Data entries
==============================

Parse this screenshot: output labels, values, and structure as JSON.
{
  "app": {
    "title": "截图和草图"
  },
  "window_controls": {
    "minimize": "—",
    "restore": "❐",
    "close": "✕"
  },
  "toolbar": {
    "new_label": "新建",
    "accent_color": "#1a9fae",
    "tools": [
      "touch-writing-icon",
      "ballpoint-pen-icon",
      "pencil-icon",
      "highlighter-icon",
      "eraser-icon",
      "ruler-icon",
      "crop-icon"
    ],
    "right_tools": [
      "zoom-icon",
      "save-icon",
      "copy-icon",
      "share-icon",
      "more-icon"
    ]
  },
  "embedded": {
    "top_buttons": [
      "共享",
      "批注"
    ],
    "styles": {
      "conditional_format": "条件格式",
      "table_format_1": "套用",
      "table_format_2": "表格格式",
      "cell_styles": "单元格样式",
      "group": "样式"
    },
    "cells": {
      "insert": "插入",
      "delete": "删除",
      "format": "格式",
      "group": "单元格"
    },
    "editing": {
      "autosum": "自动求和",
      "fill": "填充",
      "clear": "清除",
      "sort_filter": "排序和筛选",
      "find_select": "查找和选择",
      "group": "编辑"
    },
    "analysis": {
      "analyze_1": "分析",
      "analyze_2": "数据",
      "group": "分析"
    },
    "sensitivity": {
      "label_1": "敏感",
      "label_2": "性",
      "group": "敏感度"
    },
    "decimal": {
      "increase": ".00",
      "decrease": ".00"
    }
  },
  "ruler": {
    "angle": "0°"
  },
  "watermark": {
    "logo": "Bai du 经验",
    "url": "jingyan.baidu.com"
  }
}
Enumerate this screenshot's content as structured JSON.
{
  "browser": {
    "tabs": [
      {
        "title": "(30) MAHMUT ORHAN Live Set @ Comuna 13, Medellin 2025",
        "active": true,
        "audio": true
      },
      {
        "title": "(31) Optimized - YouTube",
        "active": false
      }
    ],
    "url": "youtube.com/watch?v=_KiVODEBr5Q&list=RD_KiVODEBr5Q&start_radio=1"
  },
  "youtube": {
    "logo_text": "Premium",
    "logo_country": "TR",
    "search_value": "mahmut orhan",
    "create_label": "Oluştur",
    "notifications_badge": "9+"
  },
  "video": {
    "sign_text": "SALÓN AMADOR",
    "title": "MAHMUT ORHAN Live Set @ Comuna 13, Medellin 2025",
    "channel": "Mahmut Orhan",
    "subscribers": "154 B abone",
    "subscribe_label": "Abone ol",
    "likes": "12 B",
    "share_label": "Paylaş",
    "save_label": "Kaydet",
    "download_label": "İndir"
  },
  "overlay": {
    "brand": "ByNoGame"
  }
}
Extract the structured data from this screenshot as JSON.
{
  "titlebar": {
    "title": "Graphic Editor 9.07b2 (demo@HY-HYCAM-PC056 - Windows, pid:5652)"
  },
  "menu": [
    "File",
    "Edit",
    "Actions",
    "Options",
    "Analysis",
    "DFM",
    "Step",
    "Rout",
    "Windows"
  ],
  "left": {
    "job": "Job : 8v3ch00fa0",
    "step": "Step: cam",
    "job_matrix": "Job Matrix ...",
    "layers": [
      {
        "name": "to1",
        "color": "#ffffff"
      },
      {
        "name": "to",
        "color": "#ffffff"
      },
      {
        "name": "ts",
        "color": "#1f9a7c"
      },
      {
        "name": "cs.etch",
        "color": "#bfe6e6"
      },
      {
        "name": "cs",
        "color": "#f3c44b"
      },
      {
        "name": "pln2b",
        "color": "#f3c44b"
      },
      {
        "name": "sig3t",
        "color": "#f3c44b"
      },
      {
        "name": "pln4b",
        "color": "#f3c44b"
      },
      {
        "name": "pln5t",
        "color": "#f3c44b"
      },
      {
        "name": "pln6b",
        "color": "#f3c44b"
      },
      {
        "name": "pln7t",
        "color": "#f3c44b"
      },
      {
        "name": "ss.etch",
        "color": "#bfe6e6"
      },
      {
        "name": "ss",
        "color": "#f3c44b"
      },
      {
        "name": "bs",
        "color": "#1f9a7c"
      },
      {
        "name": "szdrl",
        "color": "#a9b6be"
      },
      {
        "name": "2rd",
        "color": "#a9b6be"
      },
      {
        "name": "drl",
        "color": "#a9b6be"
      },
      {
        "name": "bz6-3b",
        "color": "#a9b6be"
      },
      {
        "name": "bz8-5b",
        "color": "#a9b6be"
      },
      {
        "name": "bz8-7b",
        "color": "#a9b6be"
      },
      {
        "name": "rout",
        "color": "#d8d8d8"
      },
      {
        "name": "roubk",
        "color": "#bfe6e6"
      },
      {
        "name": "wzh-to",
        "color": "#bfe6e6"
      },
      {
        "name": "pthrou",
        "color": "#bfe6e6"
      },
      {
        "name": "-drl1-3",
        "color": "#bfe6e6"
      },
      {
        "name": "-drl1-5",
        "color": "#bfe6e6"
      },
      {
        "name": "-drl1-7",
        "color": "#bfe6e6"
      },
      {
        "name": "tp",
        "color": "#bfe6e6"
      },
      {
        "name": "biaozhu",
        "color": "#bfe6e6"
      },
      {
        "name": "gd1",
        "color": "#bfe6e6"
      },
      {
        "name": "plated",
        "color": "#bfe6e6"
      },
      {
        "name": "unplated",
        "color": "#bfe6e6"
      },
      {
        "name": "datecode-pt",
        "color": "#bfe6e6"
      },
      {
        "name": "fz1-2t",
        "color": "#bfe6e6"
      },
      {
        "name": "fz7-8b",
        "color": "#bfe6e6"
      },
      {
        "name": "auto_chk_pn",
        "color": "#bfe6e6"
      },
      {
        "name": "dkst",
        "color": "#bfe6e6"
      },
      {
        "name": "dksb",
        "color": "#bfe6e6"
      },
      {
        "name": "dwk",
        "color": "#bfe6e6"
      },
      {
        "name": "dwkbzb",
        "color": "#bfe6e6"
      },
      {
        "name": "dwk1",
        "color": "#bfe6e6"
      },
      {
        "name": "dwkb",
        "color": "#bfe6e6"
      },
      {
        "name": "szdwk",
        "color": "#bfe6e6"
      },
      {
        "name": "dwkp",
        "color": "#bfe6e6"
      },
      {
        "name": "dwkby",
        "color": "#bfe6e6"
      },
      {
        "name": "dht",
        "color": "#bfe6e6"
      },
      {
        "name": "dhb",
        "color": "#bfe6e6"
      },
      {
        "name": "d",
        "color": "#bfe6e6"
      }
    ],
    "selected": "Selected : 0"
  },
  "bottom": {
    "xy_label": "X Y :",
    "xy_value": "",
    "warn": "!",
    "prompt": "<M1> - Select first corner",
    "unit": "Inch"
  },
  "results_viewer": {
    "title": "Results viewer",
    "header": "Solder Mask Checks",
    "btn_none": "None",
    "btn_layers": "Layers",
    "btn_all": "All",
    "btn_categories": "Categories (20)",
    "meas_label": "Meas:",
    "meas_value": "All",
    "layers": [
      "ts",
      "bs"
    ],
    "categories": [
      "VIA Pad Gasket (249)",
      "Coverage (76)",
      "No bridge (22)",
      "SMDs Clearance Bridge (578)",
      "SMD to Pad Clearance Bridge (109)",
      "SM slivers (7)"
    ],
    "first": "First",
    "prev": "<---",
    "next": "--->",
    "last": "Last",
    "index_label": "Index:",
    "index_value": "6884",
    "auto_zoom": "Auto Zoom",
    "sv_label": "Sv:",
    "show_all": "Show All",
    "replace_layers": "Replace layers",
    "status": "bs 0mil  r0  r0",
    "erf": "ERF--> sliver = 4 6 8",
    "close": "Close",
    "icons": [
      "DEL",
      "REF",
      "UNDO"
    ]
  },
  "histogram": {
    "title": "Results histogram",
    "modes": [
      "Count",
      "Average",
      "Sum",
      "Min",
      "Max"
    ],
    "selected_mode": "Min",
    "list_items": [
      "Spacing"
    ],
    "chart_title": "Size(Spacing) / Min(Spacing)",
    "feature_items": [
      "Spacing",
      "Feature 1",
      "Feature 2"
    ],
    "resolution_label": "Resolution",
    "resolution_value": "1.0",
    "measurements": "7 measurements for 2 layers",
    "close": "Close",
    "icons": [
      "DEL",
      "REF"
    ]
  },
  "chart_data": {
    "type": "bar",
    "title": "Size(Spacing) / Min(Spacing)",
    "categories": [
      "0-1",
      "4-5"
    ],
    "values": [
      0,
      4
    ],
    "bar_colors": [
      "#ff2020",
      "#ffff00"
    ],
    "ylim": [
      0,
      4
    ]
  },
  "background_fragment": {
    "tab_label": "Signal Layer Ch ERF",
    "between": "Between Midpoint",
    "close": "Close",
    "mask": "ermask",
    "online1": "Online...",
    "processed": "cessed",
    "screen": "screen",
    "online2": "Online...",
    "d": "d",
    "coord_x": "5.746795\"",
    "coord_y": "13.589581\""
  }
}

==============================

--- Task to carry out ---
Pick out and copy every line that contains the word "Clearance".

--- Final answer ---
      "SMDs Clearance Bridge (578)",
      "SMD to Pad Clearance Bridge (109)",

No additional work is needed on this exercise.